[Set task]
Output the data below in full, character for character.

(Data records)
•••
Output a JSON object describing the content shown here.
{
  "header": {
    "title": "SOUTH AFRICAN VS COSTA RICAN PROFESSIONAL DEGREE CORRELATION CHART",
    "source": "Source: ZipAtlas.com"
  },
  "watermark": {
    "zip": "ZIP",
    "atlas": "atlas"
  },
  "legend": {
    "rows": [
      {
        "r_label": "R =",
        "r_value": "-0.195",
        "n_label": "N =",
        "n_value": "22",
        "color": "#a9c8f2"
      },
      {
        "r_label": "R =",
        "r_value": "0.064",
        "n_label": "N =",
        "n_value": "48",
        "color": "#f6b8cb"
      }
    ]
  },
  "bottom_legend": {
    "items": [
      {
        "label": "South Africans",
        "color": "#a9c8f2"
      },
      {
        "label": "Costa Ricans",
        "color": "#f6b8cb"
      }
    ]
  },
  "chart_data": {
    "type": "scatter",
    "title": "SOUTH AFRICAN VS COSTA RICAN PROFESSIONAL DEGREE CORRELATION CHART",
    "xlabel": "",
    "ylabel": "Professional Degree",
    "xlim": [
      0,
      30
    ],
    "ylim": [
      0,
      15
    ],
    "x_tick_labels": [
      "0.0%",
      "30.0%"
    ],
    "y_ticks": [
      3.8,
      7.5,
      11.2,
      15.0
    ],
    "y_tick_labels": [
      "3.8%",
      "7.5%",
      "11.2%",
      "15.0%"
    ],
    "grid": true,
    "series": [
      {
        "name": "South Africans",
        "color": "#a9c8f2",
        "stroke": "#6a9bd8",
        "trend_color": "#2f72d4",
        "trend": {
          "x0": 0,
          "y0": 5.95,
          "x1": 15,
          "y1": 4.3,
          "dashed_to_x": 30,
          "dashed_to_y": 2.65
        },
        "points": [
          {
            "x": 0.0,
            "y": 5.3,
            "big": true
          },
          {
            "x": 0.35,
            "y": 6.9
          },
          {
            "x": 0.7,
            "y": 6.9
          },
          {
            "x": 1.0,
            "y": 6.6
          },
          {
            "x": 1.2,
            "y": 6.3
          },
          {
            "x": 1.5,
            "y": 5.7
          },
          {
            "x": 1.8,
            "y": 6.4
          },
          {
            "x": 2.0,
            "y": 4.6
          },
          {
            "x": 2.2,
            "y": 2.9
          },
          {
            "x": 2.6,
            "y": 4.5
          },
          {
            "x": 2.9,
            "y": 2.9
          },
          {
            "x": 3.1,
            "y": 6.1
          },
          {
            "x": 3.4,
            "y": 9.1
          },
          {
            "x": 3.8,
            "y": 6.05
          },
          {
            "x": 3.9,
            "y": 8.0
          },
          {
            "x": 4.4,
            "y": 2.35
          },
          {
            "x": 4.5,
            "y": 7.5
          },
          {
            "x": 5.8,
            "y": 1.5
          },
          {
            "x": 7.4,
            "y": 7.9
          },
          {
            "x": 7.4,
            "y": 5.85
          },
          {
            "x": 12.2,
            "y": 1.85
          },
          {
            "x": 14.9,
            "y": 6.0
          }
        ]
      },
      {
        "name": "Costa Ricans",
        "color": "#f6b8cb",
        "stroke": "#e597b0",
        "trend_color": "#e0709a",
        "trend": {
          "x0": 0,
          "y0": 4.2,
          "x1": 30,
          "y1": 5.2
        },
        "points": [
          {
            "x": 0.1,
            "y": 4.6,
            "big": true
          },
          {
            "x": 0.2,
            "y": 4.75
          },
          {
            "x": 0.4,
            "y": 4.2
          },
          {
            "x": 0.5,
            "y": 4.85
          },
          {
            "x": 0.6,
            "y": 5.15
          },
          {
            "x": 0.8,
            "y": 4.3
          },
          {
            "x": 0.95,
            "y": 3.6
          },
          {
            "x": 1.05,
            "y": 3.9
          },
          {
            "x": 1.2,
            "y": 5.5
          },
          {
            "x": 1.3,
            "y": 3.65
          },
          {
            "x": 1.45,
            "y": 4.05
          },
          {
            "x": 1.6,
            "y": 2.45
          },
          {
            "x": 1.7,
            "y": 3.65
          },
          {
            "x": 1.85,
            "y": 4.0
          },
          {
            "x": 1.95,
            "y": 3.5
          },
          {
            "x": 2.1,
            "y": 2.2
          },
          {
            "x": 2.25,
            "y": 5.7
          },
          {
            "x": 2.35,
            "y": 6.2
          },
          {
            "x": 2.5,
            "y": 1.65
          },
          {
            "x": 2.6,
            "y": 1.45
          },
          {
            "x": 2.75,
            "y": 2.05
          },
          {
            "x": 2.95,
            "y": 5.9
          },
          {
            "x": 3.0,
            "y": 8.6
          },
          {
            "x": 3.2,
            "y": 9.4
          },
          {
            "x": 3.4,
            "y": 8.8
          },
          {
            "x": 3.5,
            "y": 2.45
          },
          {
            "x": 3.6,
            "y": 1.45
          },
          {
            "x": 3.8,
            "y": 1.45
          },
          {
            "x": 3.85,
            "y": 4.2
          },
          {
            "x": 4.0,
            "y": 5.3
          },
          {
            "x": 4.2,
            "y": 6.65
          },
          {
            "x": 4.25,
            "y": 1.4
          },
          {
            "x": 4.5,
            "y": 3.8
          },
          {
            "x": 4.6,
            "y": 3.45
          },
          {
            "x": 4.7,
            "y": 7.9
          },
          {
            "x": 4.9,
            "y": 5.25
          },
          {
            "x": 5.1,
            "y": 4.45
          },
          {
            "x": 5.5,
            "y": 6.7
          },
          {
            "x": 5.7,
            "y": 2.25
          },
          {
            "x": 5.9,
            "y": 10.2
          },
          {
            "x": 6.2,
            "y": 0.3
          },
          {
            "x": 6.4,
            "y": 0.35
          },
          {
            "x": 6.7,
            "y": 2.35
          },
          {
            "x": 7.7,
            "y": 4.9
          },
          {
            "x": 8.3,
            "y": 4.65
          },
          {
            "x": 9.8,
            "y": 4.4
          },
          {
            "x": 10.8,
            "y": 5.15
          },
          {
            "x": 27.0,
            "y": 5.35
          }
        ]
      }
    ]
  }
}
•••
[Problem solution]
Output a JSON object describing the content shown here.
{
  "header": {
    "title": "SOUTH AFRICAN VS COSTA RICAN PROFESSIONAL DEGREE CORRELATION CHART",
    "source": "Source: ZipAtlas.com"
  },
  "watermark": {
    "zip": "ZIP",
    "atlas": "atlas"
  },
  "legend": {
    "rows": [
      {
        "r_label": "R =",
        "r_value": "-0.195",
        "n_label": "N =",
        "n_value": "22",
        "color": "#a9c8f2"
      },
      {
        "r_label": "R =",
        "r_value": "0.064",
        "n_label": "N =",
        "n_value": "48",
        "color": "#f6b8cb"
      }
    ]
  },
  "bottom_legend": {
    "items": [
      {
        "label": "South Africans",
        "color": "#a9c8f2"
      },
      {
        "label": "Costa Ricans",
        "color": "#f6b8cb"
      }
    ]
  },
  "chart_data": {
    "type": "scatter",
    "title": "SOUTH AFRICAN VS COSTA RICAN PROFESSIONAL DEGREE CORRELATION CHART",
    "xlabel": "",
    "ylabel": "Professional Degree",
    "xlim": [
      0,
      30
    ],
    "ylim": [
      0,
      15
    ],
    "x_tick_labels": [
      "0.0%",
      "30.0%"
    ],
    "y_ticks": [
      3.8,
      7.5,
      11.2,
      15.0
    ],
    "y_tick_labels": [
      "3.8%",
      "7.5%",
      "11.2%",
      "15.0%"
    ],
    "grid": true,
    "series": [
      {
        "name": "South Africans",
        "color": "#a9c8f2",
        "stroke": "#6a9bd8",
        "trend_color": "#2f72d4",
        "trend": {
          "x0": 0,
          "y0": 5.95,
          "x1": 15,
          "y1": 4.3,
          "dashed_to_x": 30,
          "dashed_to_y": 2.65
        },
        "points": [
          {
            "x": 0.0,
            "y": 5.3,
            "big": true
          },
          {
            "x": 0.35,
            "y": 6.9
          },
          {
            "x": 0.7,
            "y": 6.9
          },
          {
            "x": 1.0,
            "y": 6.6
          },
          {
            "x": 1.2,
            "y": 6.3
          },
          {
            "x": 1.5,
            "y": 5.7
          },
          {
            "x": 1.8,
            "y": 6.4
          },
          {
            "x": 2.0,
            "y": 4.6
          },
          {
            "x": 2.2,
            "y": 2.9
          },
          {
            "x": 2.6,
            "y": 4.5
          },
          {
            "x": 2.9,
            "y": 2.9
          },
          {
            "x": 3.1,
            "y": 6.1
          },
          {
            "x": 3.4,
            "y": 9.1
          },
          {
            "x": 3.8,
            "y": 6.05
          },
          {
            "x": 3.9,
            "y": 8.0
          },
          {
            "x": 4.4,
            "y": 2.35
          },
          {
            "x": 4.5,
            "y": 7.5
          },
          {
            "x": 5.8,
            "y": 1.5
          },
          {
            "x": 7.4,
            "y": 7.9
          },
          {
            "x": 7.4,
            "y": 5.85
          },
          {
            "x": 12.2,
            "y": 1.85
          },
          {
            "x": 14.9,
            "y": 6.0
          }
        ]
      },
      {
        "name": "Costa Ricans",
        "color": "#f6b8cb",
        "stroke": "#e597b0",
        "trend_color": "#e0709a",
        "trend": {
          "x0": 0,
          "y0": 4.2,
          "x1": 30,
          "y1": 5.2
        },
        "points": [
          {
            "x": 0.1,
            "y": 4.6,
            "big": true
          },
          {
            "x": 0.2,
            "y": 4.75
          },
          {
            "x": 0.4,
            "y": 4.2
          },
          {
            "x": 0.5,
            "y": 4.85
          },
          {
            "x": 0.6,
            "y": 5.15
          },
          {
            "x": 0.8,
            "y": 4.3
          },
          {
            "x": 0.95,
            "y": 3.6
          },
          {
            "x": 1.05,
            "y": 3.9
          },
          {
            "x": 1.2,
            "y": 5.5
          },
          {
            "x": 1.3,
            "y": 3.65
          },
          {
            "x": 1.45,
            "y": 4.05
          },
          {
            "x": 1.6,
            "y": 2.45
          },
          {
            "x": 1.7,
            "y": 3.65
          },
          {
            "x": 1.85,
            "y": 4.0
          },
          {
            "x": 1.95,
            "y": 3.5
          },
          {
            "x": 2.1,
            "y": 2.2
          },
          {
            "x": 2.25,
            "y": 5.7
          },
          {
            "x": 2.35,
            "y": 6.2
          },
          {
            "x": 2.5,
            "y": 1.65
          },
          {
            "x": 2.6,
            "y": 1.45
          },
          {
            "x": 2.75,
            "y": 2.05
          },
          {
            "x": 2.95,
            "y": 5.9
          },
          {
            "x": 3.0,
            "y": 8.6
          },
          {
            "x": 3.2,
            "y": 9.4
          },
          {
            "x": 3.4,
            "y": 8.8
          },
          {
            "x": 3.5,
            "y": 2.45
          },
          {
            "x": 3.6,
            "y": 1.45
          },
          {
            "x": 3.8,
            "y": 1.45
          },
          {
            "x": 3.85,
            "y": 4.2
          },
          {
            "x": 4.0,
            "y": 5.3
          },
          {
            "x": 4.2,
            "y": 6.65
          },
          {
            "x": 4.25,
            "y": 1.4
          },
          {
            "x": 4.5,
            "y": 3.8
          },
          {
            "x": 4.6,
            "y": 3.45
          },
          {
            "x": 4.7,
            "y": 7.9
          },
          {
            "x": 4.9,
            "y": 5.25
          },
          {
            "x": 5.1,
            "y": 4.45
          },
          {
            "x": 5.5,
            "y": 6.7
          },
          {
            "x": 5.7,
            "y": 2.25
          },
          {
            "x": 5.9,
            "y": 10.2
          },
          {
            "x": 6.2,
            "y": 0.3
          },
          {
            "x": 6.4,
            "y": 0.35
          },
          {
            "x": 6.7,
            "y": 2.35
          },
          {
            "x": 7.7,
            "y": 4.9
          },
          {
            "x": 8.3,
            "y": 4.65
          },
          {
            "x": 9.8,
            "y": 4.4
          },
          {
            "x": 10.8,
            "y": 5.15
          },
          {
            "x": 27.0,
            "y": 5.35
          }
        ]
      }
    ]
  }
}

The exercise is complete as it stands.